[Task goal] Print the listing below in its entirety, character for character.
━━━
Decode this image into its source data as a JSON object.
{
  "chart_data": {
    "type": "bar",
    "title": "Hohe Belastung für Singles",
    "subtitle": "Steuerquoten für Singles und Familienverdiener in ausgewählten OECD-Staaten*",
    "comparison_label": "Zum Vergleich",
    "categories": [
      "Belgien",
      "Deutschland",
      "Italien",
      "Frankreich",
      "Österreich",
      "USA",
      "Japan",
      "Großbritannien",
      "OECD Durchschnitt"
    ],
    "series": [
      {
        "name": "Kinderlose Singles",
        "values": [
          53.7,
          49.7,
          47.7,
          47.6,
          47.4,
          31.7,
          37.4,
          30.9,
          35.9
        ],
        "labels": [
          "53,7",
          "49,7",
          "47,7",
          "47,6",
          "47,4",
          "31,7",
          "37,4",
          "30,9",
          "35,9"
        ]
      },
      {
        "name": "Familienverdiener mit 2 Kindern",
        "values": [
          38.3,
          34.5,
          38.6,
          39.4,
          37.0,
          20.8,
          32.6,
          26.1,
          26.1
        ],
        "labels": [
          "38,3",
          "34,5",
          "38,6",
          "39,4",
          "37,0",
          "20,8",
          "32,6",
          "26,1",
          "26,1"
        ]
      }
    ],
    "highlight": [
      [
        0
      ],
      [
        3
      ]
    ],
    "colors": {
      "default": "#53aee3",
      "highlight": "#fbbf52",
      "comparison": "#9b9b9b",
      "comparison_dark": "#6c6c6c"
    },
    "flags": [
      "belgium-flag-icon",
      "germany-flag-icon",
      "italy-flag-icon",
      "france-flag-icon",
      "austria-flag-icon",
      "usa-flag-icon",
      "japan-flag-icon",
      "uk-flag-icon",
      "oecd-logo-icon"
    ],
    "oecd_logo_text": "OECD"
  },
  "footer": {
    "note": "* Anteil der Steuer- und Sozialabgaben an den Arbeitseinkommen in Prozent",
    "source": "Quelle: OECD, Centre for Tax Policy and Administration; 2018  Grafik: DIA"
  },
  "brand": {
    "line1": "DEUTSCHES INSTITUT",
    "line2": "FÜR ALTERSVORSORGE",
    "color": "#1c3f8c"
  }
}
━━━
[Solution below]
Decode this image into its source data as a JSON object.
{
  "chart_data": {
    "type": "bar",
    "title": "Hohe Belastung für Singles",
    "subtitle": "Steuerquoten für Singles und Familienverdiener in ausgewählten OECD-Staaten*",
    "comparison_label": "Zum Vergleich",
    "categories": [
      "Belgien",
      "Deutschland",
      "Italien",
      "Frankreich",
      "Österreich",
      "USA",
      "Japan",
      "Großbritannien",
      "OECD Durchschnitt"
    ],
    "series": [
      {
        "name": "Kinderlose Singles",
        "values": [
          53.7,
          49.7,
          47.7,
          47.6,
          47.4,
          31.7,
          37.4,
          30.9,
          35.9
        ],
        "labels": [
          "53,7",
          "49,7",
          "47,7",
          "47,6",
          "47,4",
          "31,7",
          "37,4",
          "30,9",
          "35,9"
        ]
      },
      {
        "name": "Familienverdiener mit 2 Kindern",
        "values": [
          38.3,
          34.5,
          38.6,
          39.4,
          37.0,
          20.8,
          32.6,
          26.1,
          26.1
        ],
        "labels": [
          "38,3",
          "34,5",
          "38,6",
          "39,4",
          "37,0",
          "20,8",
          "32,6",
          "26,1",
          "26,1"
        ]
      }
    ],
    "highlight": [
      [
        0
      ],
      [
        3
      ]
    ],
    "colors": {
      "default": "#53aee3",
      "highlight": "#fbbf52",
      "comparison": "#9b9b9b",
      "comparison_dark": "#6c6c6c"
    },
    "flags": [
      "belgium-flag-icon",
      "germany-flag-icon",
      "italy-flag-icon",
      "france-flag-icon",
      "austria-flag-icon",
      "usa-flag-icon",
      "japan-flag-icon",
      "uk-flag-icon",
      "oecd-logo-icon"
    ],
    "oecd_logo_text": "OECD"
  },
  "footer": {
    "note": "* Anteil der Steuer- und Sozialabgaben an den Arbeitseinkommen in Prozent",
    "source": "Quelle: OECD, Centre for Tax Policy and Administration; 2018  Grafik: DIA"
  },
  "brand": {
    "line1": "DEUTSCHES INSTITUT",
    "line2": "FÜR ALTERSVORSORGE",
    "color": "#1c3f8c"
  }
}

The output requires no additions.